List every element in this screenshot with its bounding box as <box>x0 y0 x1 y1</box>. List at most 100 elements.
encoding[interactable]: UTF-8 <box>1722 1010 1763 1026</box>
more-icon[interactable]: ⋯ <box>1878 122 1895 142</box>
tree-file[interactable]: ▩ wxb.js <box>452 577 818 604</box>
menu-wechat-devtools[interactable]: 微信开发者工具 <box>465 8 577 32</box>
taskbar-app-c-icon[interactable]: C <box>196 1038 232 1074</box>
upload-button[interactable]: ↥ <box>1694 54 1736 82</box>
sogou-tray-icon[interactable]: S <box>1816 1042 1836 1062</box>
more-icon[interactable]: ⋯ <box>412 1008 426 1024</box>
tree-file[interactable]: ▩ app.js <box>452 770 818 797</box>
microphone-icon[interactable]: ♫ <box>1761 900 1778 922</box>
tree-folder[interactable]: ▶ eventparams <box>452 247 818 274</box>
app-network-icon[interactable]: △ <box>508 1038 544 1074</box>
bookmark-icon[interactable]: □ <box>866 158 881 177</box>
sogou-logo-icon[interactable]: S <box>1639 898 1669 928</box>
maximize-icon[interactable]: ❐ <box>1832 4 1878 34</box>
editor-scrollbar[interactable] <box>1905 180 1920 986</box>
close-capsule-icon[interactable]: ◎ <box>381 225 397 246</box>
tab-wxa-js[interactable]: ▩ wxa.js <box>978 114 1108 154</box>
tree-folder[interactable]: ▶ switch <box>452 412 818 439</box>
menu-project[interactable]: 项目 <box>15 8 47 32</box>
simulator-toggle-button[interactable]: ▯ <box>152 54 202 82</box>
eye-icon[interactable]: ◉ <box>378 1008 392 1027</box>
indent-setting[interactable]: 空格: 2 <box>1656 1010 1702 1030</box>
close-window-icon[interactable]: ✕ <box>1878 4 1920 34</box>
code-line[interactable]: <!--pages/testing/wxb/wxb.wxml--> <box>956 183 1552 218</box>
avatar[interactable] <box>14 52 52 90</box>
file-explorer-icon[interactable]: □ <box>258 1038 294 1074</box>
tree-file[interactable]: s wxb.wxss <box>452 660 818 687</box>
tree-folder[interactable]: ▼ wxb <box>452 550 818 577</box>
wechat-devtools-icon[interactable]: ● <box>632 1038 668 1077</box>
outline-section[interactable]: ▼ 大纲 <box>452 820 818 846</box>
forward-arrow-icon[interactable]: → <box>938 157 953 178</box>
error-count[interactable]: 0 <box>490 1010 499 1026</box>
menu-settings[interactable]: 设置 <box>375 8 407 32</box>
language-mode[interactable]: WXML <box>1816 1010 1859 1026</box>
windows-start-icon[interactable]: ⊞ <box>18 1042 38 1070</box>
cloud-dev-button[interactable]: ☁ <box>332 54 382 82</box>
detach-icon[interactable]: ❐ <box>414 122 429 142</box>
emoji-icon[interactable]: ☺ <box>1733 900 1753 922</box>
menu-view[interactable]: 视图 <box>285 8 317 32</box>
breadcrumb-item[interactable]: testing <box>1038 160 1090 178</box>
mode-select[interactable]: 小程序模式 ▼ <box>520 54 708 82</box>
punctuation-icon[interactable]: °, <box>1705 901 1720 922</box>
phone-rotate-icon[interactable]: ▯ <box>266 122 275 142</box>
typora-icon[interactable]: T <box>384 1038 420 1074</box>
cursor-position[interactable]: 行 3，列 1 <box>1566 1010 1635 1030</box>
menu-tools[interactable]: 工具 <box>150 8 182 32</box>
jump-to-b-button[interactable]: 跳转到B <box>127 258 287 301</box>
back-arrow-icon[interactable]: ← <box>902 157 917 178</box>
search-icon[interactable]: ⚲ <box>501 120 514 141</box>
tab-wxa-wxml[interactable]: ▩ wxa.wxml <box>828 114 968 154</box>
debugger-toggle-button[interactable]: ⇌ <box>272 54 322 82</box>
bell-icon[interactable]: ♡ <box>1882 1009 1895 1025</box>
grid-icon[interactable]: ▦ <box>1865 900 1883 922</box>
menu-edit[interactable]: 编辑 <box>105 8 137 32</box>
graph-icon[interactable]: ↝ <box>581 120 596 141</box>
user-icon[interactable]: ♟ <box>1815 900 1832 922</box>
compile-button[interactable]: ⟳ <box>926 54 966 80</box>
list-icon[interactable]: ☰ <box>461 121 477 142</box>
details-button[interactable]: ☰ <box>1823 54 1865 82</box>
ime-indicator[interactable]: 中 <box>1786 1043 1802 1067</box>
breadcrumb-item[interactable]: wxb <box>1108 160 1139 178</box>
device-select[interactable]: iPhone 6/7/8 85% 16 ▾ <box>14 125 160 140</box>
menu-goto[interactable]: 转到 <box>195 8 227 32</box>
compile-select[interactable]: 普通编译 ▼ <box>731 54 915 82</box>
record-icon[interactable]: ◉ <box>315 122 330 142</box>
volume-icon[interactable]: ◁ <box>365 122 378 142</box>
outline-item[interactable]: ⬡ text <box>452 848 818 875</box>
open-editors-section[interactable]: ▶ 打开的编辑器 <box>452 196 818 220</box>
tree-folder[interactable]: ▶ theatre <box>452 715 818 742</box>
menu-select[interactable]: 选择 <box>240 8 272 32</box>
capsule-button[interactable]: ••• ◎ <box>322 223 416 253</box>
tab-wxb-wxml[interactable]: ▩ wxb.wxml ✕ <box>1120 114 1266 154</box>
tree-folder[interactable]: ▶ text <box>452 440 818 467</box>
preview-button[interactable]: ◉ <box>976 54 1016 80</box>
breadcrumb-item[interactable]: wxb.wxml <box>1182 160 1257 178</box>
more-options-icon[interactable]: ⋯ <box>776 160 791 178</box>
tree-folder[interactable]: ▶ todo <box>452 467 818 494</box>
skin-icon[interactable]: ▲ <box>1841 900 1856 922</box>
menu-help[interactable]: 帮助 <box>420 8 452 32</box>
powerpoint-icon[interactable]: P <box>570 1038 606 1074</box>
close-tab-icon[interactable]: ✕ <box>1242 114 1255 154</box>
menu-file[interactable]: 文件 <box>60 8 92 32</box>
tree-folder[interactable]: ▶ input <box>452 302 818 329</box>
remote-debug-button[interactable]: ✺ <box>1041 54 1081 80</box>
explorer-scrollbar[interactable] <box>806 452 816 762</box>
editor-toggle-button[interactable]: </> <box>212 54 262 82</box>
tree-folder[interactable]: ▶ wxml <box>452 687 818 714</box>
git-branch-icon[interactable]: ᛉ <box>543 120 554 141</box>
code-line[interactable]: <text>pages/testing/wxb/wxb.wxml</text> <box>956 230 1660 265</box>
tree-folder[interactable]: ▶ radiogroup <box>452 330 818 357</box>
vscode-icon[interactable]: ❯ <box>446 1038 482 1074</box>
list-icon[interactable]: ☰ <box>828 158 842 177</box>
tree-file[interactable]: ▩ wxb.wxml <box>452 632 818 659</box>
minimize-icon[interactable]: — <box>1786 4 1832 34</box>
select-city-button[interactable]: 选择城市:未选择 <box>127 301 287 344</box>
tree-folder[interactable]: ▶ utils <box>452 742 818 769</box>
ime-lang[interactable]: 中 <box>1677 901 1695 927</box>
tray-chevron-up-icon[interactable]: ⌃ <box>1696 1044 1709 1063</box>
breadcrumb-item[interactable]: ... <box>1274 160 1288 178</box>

◆ **WRITTEN INSTRUCTION**: Reproduce the lines from the first one through the line containing "tree-file[interactable]: ▩ wxb.js", substituting "clickable" for every "interactable" and leaving everything else unchanged.

◆ **FINAL RESULT**:
List every element in this screenshot with its bounding box as <box>x0 y0 x1 y1</box>. List at most 100 elements.
encoding[clickable]: UTF-8 <box>1722 1010 1763 1026</box>
more-icon[clickable]: ⋯ <box>1878 122 1895 142</box>
tree-file[clickable]: ▩ wxb.js <box>452 577 818 604</box>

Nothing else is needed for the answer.